> [Task instructions]: The listing that follows must be given again in full and exactly.
BEGIN
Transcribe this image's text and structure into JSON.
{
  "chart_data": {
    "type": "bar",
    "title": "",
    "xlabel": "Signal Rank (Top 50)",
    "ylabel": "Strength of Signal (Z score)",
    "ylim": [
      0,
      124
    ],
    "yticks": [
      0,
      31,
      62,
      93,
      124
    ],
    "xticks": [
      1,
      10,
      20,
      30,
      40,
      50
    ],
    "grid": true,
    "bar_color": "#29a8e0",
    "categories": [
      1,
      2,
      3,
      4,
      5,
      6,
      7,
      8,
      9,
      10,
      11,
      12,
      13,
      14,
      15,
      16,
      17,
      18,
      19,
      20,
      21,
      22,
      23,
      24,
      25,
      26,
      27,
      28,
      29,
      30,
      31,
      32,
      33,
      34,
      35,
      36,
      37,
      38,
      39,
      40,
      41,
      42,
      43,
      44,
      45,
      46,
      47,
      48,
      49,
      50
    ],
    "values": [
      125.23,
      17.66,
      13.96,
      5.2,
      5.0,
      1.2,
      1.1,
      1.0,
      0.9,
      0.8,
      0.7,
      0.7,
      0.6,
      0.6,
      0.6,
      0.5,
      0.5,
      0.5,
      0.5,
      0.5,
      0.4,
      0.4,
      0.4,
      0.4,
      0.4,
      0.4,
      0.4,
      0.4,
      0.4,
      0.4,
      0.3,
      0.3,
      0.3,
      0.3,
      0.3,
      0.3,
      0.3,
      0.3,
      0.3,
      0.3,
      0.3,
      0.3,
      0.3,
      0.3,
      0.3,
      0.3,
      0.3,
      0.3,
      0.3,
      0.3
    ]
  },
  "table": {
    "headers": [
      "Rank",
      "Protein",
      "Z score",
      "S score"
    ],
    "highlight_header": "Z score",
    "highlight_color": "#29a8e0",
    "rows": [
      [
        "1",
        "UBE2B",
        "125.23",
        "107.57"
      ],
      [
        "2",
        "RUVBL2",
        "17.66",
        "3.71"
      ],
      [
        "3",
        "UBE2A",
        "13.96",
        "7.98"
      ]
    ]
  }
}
END
> [Answer section]:
Transcribe this image's text and structure into JSON.
{
  "chart_data": {
    "type": "bar",
    "title": "",
    "xlabel": "Signal Rank (Top 50)",
    "ylabel": "Strength of Signal (Z score)",
    "ylim": [
      0,
      124
    ],
    "yticks": [
      0,
      31,
      62,
      93,
      124
    ],
    "xticks": [
      1,
      10,
      20,
      30,
      40,
      50
    ],
    "grid": true,
    "bar_color": "#29a8e0",
    "categories": [
      1,
      2,
      3,
      4,
      5,
      6,
      7,
      8,
      9,
      10,
      11,
      12,
      13,
      14,
      15,
      16,
      17,
      18,
      19,
      20,
      21,
      22,
      23,
      24,
      25,
      26,
      27,
      28,
      29,
      30,
      31,
      32,
      33,
      34,
      35,
      36,
      37,
      38,
      39,
      40,
      41,
      42,
      43,
      44,
      45,
      46,
      47,
      48,
      49,
      50
    ],
    "values": [
      125.23,
      17.66,
      13.96,
      5.2,
      5.0,
      1.2,
      1.1,
      1.0,
      0.9,
      0.8,
      0.7,
      0.7,
      0.6,
      0.6,
      0.6,
      0.5,
      0.5,
      0.5,
      0.5,
      0.5,
      0.4,
      0.4,
      0.4,
      0.4,
      0.4,
      0.4,
      0.4,
      0.4,
      0.4,
      0.4,
      0.3,
      0.3,
      0.3,
      0.3,
      0.3,
      0.3,
      0.3,
      0.3,
      0.3,
      0.3,
      0.3,
      0.3,
      0.3,
      0.3,
      0.3,
      0.3,
      0.3,
      0.3,
      0.3,
      0.3
    ]
  },
  "table": {
    "headers": [
      "Rank",
      "Protein",
      "Z score",
      "S score"
    ],
    "highlight_header": "Z score",
    "highlight_color": "#29a8e0",
    "rows": [
      [
        "1",
        "UBE2B",
        "125.23",
        "107.57"
      ],
      [
        "2",
        "RUVBL2",
        "17.66",
        "3.71"
      ],
      [
        "3",
        "UBE2A",
        "13.96",
        "7.98"
      ]
    ]
  }
}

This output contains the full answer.